━━━━━ Records for this exercise
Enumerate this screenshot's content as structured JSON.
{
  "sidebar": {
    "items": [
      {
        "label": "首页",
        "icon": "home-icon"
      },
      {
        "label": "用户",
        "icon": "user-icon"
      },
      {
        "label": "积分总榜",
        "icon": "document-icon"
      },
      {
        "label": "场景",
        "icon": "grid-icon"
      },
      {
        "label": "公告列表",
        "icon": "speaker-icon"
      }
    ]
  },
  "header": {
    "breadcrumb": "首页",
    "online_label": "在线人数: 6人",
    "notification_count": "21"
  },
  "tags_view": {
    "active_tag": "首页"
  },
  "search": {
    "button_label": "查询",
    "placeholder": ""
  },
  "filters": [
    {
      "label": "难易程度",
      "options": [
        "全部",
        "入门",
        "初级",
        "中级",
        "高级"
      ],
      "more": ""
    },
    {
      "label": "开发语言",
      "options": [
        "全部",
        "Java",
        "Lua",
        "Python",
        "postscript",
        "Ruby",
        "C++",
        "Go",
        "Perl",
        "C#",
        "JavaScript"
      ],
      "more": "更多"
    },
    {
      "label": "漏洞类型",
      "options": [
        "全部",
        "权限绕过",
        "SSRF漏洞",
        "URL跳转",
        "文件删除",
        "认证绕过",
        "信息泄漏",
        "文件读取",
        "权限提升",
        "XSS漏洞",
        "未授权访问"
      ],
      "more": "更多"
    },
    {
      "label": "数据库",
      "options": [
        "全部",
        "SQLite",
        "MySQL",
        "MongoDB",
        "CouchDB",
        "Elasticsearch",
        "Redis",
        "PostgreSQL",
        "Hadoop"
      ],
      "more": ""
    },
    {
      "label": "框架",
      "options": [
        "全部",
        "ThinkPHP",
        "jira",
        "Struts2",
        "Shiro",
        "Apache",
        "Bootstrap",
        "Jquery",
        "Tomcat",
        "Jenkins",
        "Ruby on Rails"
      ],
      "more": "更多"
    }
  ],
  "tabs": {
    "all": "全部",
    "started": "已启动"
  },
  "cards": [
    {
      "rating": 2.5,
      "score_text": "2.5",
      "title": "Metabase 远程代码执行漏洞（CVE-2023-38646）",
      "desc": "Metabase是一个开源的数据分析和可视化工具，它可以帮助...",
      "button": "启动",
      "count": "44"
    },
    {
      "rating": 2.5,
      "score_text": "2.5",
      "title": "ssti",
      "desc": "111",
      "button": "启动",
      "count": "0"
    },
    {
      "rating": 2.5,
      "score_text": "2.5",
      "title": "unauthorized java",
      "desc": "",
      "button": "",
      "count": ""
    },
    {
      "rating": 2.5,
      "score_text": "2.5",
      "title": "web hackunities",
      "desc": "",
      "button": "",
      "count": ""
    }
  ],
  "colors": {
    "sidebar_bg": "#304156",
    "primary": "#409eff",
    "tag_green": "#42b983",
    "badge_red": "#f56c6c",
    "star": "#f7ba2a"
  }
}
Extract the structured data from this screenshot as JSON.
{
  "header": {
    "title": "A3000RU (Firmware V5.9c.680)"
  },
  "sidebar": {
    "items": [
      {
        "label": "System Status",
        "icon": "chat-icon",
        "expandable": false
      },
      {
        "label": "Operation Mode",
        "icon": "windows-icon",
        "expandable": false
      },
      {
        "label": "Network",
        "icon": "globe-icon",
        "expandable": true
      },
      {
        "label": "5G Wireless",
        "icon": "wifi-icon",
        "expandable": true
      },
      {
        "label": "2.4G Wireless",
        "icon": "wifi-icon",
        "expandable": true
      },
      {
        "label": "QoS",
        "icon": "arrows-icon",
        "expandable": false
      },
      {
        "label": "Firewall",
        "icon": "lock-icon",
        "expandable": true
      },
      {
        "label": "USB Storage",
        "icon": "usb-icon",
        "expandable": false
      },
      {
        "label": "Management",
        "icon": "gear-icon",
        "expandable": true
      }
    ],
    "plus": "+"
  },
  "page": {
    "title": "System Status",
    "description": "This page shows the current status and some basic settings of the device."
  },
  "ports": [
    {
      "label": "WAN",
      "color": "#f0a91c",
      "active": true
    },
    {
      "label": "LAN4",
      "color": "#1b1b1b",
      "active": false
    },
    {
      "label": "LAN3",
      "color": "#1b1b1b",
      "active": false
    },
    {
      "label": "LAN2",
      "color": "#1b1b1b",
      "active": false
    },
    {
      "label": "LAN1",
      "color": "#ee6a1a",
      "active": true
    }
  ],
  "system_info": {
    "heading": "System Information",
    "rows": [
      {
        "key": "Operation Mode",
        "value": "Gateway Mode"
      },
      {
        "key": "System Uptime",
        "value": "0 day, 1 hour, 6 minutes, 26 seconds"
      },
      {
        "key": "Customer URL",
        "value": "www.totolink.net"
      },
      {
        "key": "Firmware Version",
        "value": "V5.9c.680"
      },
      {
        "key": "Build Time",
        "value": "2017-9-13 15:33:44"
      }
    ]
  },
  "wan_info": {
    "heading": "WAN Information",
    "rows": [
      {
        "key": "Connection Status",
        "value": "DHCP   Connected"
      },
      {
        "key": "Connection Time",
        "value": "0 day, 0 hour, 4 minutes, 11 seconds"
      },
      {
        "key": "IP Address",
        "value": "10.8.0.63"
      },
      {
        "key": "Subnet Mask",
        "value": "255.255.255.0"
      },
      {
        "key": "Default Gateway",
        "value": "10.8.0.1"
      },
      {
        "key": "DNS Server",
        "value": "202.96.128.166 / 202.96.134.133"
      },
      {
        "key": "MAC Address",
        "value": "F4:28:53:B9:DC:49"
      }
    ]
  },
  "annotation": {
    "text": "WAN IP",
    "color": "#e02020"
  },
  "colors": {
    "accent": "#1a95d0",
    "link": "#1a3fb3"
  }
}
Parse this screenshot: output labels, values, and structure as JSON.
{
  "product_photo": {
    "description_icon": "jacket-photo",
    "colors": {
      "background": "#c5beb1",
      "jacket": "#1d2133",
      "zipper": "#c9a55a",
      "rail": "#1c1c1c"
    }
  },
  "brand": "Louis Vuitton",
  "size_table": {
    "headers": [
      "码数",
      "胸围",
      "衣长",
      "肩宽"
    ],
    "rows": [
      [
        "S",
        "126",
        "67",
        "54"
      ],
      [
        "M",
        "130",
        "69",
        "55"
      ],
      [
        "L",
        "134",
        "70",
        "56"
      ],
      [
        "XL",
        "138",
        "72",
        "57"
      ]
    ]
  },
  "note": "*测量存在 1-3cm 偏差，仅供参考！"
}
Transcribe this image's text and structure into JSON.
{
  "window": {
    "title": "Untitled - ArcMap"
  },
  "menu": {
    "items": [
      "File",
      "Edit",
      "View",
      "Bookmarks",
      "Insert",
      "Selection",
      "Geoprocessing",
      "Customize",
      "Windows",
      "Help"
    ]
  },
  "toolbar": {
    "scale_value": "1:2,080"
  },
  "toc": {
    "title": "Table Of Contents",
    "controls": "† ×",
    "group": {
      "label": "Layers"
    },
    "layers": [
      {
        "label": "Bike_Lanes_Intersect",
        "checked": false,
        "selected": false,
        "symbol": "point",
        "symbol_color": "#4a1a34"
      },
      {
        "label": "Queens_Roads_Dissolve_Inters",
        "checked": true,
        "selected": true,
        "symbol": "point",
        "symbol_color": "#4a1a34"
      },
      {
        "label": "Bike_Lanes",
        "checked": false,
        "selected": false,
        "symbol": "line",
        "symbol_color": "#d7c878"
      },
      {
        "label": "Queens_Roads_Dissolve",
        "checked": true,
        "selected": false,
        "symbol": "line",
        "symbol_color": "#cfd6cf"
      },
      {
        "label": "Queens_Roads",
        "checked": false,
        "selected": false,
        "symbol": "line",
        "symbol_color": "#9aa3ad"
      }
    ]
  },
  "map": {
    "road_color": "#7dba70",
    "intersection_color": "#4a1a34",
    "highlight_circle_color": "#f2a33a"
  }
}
━━━━━━━━━━
▸ **To do**
Locate all lines holding the word "Information", then copy them out.

▸ **Task response**
    "heading": "System Information",
    "heading": "WAN Information",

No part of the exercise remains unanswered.